_DO THIS_
Write out the full listing again, exactly as it stands.

>> start DATA TO PROCESS

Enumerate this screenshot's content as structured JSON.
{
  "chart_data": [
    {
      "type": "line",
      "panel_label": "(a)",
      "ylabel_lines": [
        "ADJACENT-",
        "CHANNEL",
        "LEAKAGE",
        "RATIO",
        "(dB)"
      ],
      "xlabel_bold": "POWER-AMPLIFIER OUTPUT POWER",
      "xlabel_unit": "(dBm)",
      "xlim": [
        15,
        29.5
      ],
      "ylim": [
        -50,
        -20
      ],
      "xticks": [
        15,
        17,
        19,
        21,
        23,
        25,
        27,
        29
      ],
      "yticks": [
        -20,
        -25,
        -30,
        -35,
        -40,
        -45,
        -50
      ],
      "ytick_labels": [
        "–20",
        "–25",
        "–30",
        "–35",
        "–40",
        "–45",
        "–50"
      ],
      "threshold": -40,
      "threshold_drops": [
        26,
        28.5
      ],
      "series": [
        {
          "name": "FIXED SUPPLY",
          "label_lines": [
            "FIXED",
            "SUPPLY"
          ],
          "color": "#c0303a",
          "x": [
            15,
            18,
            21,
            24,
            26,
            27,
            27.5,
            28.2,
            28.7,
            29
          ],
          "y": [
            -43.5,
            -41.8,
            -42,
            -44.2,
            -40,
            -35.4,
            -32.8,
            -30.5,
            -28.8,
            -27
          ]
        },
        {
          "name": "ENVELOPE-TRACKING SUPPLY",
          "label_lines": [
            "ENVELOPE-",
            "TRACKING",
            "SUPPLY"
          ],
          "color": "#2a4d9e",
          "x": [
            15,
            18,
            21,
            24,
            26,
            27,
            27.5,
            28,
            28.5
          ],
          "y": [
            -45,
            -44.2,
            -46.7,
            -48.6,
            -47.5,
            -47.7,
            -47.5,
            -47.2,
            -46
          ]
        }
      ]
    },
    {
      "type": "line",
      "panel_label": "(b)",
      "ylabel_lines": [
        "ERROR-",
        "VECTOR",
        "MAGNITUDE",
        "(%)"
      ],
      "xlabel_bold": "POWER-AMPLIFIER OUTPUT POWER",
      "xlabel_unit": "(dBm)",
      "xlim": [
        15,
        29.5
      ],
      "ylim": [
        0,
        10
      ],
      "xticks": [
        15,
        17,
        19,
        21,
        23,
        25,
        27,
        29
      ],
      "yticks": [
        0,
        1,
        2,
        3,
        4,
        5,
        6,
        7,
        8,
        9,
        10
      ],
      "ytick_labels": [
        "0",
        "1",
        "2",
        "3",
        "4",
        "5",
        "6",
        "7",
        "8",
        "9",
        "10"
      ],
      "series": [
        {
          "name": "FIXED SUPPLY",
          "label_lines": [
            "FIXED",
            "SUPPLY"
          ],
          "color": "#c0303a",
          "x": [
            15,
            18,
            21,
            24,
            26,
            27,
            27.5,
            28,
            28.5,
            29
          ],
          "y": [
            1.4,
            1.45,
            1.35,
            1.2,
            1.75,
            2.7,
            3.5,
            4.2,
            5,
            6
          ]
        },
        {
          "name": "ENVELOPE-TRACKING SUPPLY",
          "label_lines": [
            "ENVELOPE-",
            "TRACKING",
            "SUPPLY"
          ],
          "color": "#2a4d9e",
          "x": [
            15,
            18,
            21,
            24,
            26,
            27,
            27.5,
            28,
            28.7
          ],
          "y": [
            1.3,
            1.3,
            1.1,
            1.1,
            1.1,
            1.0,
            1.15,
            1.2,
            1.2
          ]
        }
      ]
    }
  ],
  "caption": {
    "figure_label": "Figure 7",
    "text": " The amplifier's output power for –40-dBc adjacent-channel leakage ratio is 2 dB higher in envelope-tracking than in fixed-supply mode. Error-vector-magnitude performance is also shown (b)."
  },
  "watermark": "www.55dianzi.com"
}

>> end DATA TO PROCESS

_PROBLEM SOLUTION_
Enumerate this screenshot's content as structured JSON.
{
  "chart_data": [
    {
      "type": "line",
      "panel_label": "(a)",
      "ylabel_lines": [
        "ADJACENT-",
        "CHANNEL",
        "LEAKAGE",
        "RATIO",
        "(dB)"
      ],
      "xlabel_bold": "POWER-AMPLIFIER OUTPUT POWER",
      "xlabel_unit": "(dBm)",
      "xlim": [
        15,
        29.5
      ],
      "ylim": [
        -50,
        -20
      ],
      "xticks": [
        15,
        17,
        19,
        21,
        23,
        25,
        27,
        29
      ],
      "yticks": [
        -20,
        -25,
        -30,
        -35,
        -40,
        -45,
        -50
      ],
      "ytick_labels": [
        "–20",
        "–25",
        "–30",
        "–35",
        "–40",
        "–45",
        "–50"
      ],
      "threshold": -40,
      "threshold_drops": [
        26,
        28.5
      ],
      "series": [
        {
          "name": "FIXED SUPPLY",
          "label_lines": [
            "FIXED",
            "SUPPLY"
          ],
          "color": "#c0303a",
          "x": [
            15,
            18,
            21,
            24,
            26,
            27,
            27.5,
            28.2,
            28.7,
            29
          ],
          "y": [
            -43.5,
            -41.8,
            -42,
            -44.2,
            -40,
            -35.4,
            -32.8,
            -30.5,
            -28.8,
            -27
          ]
        },
        {
          "name": "ENVELOPE-TRACKING SUPPLY",
          "label_lines": [
            "ENVELOPE-",
            "TRACKING",
            "SUPPLY"
          ],
          "color": "#2a4d9e",
          "x": [
            15,
            18,
            21,
            24,
            26,
            27,
            27.5,
            28,
            28.5
          ],
          "y": [
            -45,
            -44.2,
            -46.7,
            -48.6,
            -47.5,
            -47.7,
            -47.5,
            -47.2,
            -46
          ]
        }
      ]
    },
    {
      "type": "line",
      "panel_label": "(b)",
      "ylabel_lines": [
        "ERROR-",
        "VECTOR",
        "MAGNITUDE",
        "(%)"
      ],
      "xlabel_bold": "POWER-AMPLIFIER OUTPUT POWER",
      "xlabel_unit": "(dBm)",
      "xlim": [
        15,
        29.5
      ],
      "ylim": [
        0,
        10
      ],
      "xticks": [
        15,
        17,
        19,
        21,
        23,
        25,
        27,
        29
      ],
      "yticks": [
        0,
        1,
        2,
        3,
        4,
        5,
        6,
        7,
        8,
        9,
        10
      ],
      "ytick_labels": [
        "0",
        "1",
        "2",
        "3",
        "4",
        "5",
        "6",
        "7",
        "8",
        "9",
        "10"
      ],
      "series": [
        {
          "name": "FIXED SUPPLY",
          "label_lines": [
            "FIXED",
            "SUPPLY"
          ],
          "color": "#c0303a",
          "x": [
            15,
            18,
            21,
            24,
            26,
            27,
            27.5,
            28,
            28.5,
            29
          ],
          "y": [
            1.4,
            1.45,
            1.35,
            1.2,
            1.75,
            2.7,
            3.5,
            4.2,
            5,
            6
          ]
        },
        {
          "name": "ENVELOPE-TRACKING SUPPLY",
          "label_lines": [
            "ENVELOPE-",
            "TRACKING",
            "SUPPLY"
          ],
          "color": "#2a4d9e",
          "x": [
            15,
            18,
            21,
            24,
            26,
            27,
            27.5,
            28,
            28.7
          ],
          "y": [
            1.3,
            1.3,
            1.1,
            1.1,
            1.1,
            1.0,
            1.15,
            1.2,
            1.2
          ]
        }
      ]
    }
  ],
  "caption": {
    "figure_label": "Figure 7",
    "text": " The amplifier's output power for –40-dBc adjacent-channel leakage ratio is 2 dB higher in envelope-tracking than in fixed-supply mode. Error-vector-magnitude performance is also shown (b)."
  },
  "watermark": "www.55dianzi.com"
}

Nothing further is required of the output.